▸ **EXERCISE REQUIREMENTS**: Select each line where the word "icon" appears.

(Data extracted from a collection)
──────────

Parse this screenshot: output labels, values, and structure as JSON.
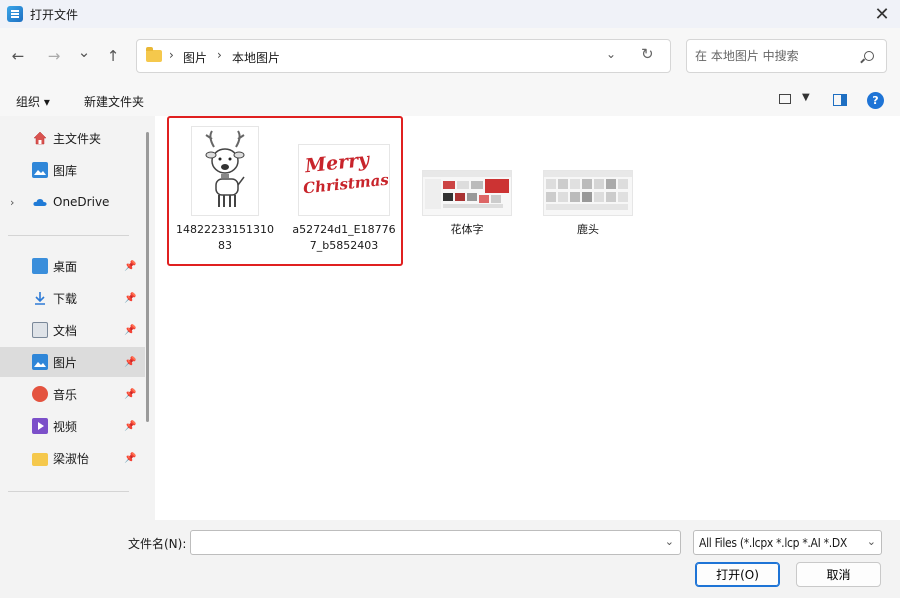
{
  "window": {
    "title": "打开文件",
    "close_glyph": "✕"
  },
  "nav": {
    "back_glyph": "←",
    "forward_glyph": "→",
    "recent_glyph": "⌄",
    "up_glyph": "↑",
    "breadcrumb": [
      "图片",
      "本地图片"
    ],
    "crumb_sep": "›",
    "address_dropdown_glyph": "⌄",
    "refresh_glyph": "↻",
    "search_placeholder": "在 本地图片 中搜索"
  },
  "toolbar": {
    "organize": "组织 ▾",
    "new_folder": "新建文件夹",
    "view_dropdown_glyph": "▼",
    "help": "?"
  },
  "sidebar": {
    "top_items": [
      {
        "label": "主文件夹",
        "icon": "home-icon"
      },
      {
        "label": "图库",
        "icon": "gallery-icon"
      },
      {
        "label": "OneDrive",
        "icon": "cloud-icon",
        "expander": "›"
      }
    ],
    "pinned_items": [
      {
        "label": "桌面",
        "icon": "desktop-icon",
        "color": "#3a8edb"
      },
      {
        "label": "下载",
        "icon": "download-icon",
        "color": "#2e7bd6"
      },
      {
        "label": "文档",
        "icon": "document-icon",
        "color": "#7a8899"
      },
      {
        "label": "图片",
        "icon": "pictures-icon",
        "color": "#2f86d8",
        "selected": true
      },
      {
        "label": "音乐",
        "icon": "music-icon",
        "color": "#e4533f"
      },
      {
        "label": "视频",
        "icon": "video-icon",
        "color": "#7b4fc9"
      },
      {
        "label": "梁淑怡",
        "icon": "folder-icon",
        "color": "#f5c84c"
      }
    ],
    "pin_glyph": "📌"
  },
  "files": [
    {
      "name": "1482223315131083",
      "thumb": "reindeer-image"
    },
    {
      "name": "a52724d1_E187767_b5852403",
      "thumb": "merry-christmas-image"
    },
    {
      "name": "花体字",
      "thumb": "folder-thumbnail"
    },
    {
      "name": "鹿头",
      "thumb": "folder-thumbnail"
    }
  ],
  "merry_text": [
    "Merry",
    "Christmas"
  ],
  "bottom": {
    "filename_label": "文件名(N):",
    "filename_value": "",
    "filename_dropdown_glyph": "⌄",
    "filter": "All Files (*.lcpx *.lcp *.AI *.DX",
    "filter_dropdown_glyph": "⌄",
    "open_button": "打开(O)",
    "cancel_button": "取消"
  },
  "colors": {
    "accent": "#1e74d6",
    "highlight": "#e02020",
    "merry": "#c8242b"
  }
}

──────────

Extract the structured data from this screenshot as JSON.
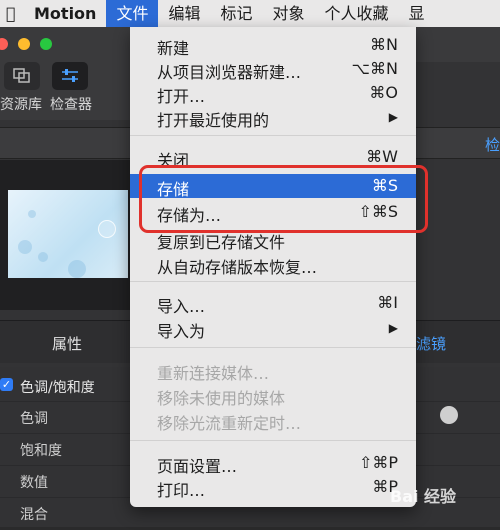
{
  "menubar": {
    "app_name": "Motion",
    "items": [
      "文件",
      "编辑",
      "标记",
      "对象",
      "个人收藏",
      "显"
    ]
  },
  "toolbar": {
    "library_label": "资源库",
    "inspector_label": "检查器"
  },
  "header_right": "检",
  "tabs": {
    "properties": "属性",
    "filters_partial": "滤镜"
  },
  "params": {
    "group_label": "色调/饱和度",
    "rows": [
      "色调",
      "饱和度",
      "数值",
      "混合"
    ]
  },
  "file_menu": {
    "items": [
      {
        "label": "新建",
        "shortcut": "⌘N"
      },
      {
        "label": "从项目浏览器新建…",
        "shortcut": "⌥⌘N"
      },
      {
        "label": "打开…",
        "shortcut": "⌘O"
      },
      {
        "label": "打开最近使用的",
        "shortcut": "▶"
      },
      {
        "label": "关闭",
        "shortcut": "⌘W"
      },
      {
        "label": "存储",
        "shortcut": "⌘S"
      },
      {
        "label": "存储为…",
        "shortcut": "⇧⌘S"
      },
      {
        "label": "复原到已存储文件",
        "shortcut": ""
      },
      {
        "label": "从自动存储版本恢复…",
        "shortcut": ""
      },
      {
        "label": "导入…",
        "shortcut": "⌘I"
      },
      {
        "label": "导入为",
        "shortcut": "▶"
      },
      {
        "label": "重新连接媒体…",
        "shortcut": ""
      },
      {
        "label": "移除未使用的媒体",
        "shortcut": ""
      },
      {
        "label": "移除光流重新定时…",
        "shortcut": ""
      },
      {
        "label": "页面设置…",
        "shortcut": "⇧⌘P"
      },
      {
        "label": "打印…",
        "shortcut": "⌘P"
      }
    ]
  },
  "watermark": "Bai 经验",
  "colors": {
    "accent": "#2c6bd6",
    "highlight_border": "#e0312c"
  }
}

──────────

▸ **SOLUTION TO THIS PROBLEM**:
        "icon": "home-icon"
        "icon": "gallery-icon"
        "icon": "cloud-icon",
        "icon": "desktop-icon",
        "icon": "download-icon",
        "icon": "document-icon",
        "icon": "pictures-icon",
        "icon": "music-icon",
        "icon": "video-icon",
        "icon": "folder-icon",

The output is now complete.